(Collected data)
=-=-=-=-=

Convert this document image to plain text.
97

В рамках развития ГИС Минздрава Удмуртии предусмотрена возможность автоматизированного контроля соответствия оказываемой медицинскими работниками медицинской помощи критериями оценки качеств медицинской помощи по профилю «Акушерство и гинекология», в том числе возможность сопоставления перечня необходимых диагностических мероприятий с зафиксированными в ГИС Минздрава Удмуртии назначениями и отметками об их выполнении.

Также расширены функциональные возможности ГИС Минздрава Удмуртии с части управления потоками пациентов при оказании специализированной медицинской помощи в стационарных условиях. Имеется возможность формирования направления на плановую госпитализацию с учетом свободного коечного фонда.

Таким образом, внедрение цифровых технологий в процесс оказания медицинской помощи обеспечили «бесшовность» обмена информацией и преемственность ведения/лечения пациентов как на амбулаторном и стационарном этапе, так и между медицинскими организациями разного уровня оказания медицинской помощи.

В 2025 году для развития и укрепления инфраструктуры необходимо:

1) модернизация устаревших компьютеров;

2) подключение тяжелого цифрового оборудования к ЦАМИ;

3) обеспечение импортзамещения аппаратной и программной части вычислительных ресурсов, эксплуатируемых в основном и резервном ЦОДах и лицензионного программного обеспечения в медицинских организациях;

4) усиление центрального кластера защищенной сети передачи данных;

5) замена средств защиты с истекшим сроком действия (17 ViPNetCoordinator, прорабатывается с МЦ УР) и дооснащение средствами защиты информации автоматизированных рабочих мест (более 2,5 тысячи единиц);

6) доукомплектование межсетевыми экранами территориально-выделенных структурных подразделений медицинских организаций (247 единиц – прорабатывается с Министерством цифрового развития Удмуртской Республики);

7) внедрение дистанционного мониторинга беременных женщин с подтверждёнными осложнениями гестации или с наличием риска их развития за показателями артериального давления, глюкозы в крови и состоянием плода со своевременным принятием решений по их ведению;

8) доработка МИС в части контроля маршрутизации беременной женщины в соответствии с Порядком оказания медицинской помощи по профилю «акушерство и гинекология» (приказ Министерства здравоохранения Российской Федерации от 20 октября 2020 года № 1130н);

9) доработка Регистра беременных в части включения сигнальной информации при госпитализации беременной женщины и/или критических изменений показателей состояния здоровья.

=-=-=-=-=

_Aim_: For the records above, state how many lines include the string "медицинской", giving the number and nothing else.

_Solution to this problem_: 4